[Collected data]
⁂

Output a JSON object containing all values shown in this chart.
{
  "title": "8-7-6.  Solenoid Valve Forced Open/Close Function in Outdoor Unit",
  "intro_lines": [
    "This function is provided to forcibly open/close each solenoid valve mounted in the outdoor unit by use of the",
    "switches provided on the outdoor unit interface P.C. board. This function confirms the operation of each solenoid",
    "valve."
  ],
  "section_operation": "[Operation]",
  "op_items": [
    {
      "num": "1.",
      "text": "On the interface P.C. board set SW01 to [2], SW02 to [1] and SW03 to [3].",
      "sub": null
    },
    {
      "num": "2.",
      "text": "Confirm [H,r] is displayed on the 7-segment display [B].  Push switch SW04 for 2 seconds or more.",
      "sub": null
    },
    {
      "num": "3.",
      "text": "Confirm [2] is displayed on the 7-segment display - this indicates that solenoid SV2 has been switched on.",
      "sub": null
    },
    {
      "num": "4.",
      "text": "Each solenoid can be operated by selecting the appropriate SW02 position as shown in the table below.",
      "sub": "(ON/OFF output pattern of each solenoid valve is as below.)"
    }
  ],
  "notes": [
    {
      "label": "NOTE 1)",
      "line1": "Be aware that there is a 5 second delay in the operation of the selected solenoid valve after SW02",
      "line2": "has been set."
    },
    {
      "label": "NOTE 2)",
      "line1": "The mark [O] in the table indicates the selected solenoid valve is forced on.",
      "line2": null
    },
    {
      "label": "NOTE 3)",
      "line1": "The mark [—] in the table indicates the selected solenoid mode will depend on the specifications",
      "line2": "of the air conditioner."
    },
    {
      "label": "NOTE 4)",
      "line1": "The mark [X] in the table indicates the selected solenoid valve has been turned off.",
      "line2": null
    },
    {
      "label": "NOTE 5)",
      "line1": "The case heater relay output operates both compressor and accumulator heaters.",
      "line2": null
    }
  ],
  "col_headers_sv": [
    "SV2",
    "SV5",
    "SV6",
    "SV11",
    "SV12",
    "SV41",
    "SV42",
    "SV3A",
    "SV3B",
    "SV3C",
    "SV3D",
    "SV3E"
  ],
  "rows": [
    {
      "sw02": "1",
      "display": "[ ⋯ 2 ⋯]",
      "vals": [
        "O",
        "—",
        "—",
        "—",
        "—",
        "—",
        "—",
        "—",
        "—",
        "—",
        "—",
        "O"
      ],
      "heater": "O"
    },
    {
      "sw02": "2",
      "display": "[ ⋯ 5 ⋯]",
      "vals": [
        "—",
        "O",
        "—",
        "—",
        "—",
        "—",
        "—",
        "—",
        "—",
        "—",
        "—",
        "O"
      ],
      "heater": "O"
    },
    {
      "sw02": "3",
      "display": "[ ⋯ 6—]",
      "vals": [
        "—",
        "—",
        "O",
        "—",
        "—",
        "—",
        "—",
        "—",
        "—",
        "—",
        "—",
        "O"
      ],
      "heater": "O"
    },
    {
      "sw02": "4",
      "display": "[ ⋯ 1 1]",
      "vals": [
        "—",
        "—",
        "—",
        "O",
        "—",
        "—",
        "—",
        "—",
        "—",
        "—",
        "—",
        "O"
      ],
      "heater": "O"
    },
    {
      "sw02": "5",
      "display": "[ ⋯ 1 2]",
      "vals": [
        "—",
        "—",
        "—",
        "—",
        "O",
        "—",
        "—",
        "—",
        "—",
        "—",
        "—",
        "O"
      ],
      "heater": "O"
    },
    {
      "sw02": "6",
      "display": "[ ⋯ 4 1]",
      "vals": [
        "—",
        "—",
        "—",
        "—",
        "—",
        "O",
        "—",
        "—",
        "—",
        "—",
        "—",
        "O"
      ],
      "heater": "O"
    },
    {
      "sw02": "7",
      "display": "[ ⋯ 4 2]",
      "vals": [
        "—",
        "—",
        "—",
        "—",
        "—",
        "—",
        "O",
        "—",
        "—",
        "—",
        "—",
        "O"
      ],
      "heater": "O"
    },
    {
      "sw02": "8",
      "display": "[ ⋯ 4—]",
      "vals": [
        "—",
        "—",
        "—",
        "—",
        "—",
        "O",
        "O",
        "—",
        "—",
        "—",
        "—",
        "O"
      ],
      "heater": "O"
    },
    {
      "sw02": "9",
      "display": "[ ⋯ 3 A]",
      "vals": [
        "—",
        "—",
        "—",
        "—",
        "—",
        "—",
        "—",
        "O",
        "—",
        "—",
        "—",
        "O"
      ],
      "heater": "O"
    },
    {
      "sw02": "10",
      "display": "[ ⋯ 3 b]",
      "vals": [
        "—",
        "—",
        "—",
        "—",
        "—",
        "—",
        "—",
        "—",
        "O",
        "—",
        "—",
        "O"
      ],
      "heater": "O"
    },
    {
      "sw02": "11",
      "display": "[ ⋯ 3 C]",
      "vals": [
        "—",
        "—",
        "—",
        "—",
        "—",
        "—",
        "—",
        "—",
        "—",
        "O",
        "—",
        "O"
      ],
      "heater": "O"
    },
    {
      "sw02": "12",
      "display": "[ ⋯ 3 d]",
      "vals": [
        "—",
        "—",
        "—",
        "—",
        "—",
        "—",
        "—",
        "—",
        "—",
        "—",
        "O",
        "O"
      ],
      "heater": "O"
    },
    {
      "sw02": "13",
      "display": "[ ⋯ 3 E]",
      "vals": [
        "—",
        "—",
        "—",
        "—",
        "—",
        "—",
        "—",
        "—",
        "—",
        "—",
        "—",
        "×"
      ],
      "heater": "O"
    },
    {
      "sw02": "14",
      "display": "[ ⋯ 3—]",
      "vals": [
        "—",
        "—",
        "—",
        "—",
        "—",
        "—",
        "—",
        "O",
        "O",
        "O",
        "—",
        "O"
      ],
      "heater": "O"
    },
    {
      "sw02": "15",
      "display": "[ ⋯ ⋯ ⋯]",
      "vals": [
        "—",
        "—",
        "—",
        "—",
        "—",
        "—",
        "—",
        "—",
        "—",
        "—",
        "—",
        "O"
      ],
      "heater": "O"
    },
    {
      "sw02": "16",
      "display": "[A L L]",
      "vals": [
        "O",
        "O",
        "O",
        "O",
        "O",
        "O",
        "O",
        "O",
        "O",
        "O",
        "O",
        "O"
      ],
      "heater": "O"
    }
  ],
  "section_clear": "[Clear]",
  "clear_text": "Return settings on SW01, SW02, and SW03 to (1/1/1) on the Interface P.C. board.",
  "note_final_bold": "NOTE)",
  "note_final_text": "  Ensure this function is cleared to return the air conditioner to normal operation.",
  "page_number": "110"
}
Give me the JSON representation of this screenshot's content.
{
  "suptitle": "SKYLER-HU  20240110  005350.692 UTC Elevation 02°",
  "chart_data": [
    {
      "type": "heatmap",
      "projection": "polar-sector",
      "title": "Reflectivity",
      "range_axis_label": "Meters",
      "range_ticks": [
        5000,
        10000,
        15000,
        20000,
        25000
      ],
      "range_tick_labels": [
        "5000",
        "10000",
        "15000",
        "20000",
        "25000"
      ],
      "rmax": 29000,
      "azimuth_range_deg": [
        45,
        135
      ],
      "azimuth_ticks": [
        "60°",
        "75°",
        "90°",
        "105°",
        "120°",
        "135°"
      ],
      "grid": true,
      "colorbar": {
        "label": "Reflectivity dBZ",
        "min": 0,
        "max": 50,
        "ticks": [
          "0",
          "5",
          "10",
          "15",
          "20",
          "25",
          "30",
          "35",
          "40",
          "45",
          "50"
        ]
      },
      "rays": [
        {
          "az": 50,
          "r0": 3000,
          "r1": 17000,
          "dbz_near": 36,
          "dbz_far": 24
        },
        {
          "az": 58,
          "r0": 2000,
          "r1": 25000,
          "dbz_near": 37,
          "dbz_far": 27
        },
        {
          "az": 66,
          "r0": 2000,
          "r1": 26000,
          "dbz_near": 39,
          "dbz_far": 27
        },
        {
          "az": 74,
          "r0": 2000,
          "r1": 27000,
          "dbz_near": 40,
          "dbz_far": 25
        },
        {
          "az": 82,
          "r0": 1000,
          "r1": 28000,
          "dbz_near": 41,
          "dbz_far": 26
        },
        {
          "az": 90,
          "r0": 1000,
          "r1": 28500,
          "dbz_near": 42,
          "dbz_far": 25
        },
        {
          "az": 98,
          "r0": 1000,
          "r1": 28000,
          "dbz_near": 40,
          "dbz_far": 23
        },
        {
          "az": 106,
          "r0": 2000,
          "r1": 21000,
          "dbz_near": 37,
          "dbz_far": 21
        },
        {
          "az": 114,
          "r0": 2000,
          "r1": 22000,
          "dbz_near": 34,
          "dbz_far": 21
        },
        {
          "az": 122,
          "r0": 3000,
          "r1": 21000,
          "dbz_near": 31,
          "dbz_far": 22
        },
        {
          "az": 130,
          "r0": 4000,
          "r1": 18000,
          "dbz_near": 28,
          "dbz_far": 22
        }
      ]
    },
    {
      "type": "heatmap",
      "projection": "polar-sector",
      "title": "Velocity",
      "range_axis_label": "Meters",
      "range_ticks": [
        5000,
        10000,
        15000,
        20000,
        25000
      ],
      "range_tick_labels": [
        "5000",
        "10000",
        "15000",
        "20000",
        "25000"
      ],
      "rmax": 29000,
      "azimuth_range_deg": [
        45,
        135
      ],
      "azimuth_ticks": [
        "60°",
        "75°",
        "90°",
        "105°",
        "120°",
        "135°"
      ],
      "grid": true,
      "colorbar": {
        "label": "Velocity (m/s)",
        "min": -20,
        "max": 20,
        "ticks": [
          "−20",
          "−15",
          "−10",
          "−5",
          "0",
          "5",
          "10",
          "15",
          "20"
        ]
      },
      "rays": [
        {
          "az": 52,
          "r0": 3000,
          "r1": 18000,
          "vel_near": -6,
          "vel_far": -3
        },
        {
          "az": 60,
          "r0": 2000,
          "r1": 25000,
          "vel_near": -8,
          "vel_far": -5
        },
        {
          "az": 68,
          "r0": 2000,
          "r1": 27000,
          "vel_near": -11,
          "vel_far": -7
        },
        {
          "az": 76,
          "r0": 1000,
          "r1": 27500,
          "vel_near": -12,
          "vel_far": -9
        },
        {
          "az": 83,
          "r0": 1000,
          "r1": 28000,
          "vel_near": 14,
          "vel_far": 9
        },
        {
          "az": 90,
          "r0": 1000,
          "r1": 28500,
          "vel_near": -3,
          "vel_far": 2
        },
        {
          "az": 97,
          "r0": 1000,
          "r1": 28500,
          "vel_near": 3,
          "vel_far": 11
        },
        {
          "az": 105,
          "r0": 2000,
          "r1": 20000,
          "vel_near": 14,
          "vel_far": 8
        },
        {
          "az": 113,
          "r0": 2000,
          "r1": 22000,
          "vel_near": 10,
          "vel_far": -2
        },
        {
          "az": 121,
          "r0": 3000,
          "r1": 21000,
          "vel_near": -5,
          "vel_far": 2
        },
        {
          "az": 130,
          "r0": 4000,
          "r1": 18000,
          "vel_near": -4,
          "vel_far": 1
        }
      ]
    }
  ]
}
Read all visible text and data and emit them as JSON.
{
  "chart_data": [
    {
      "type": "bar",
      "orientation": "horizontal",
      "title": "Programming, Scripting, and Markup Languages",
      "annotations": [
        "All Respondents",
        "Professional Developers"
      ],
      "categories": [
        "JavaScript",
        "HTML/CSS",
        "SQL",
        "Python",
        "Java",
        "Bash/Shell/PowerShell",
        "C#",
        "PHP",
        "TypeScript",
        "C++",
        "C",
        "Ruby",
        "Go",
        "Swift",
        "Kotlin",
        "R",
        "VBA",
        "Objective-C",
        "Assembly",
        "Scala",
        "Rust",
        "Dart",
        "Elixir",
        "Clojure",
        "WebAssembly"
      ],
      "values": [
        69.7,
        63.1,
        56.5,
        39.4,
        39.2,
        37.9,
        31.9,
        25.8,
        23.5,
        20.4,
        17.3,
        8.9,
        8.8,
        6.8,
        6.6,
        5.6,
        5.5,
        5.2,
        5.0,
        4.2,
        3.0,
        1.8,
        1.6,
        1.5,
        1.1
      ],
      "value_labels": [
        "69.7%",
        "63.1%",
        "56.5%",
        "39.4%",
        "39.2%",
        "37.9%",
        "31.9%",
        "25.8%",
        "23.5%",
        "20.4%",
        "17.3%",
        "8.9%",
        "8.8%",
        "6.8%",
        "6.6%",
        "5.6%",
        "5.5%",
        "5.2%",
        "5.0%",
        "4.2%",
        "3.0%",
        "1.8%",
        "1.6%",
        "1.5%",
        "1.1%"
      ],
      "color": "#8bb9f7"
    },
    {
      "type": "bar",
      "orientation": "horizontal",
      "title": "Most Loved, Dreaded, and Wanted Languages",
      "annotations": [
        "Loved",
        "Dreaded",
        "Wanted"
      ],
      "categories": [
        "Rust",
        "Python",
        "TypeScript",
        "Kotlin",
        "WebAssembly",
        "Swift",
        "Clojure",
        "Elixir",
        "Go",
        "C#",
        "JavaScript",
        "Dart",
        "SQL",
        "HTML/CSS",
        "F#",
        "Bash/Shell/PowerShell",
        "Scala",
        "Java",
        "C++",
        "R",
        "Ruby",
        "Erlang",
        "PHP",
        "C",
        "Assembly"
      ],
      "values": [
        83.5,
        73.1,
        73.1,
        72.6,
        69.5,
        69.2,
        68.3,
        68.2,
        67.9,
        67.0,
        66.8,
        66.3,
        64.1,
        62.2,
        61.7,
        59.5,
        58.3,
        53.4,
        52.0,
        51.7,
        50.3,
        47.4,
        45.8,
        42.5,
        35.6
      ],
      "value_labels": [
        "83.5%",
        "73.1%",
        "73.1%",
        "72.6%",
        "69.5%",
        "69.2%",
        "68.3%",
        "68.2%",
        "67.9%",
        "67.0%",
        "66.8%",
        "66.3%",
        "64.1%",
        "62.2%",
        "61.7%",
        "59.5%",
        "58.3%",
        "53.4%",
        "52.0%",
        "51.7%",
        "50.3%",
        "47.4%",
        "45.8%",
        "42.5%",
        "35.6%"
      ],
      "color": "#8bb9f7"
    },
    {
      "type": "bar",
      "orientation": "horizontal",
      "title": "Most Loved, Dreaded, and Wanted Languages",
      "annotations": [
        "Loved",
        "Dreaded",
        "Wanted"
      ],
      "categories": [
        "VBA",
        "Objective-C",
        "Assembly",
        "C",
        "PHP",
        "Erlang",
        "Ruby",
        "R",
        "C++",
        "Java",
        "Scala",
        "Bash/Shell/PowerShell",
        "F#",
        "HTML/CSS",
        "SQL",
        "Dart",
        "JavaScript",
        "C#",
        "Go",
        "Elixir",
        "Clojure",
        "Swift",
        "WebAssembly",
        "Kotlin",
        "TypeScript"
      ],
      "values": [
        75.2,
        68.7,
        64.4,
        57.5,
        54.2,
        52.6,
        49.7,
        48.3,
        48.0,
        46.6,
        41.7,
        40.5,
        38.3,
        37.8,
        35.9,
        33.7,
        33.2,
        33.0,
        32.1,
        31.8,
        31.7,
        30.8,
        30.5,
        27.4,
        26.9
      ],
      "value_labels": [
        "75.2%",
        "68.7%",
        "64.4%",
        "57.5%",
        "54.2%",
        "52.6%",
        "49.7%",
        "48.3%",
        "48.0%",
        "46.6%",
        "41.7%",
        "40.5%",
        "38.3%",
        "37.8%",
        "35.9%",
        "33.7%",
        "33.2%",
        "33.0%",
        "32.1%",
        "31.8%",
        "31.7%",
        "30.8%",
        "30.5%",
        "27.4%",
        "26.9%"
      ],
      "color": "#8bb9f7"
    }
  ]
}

⁂

### Set problem:
Every line in the data that holds "displayed" should be copied out.

### Response to this task:
      "text": "Confirm [H,r] is displayed on the 7-segment display [B].  Push switch SW04 for 2 seconds or more.",
      "text": "Confirm [2] is displayed on the 7-segment display - this indicates that solenoid SV2 has been switched on.",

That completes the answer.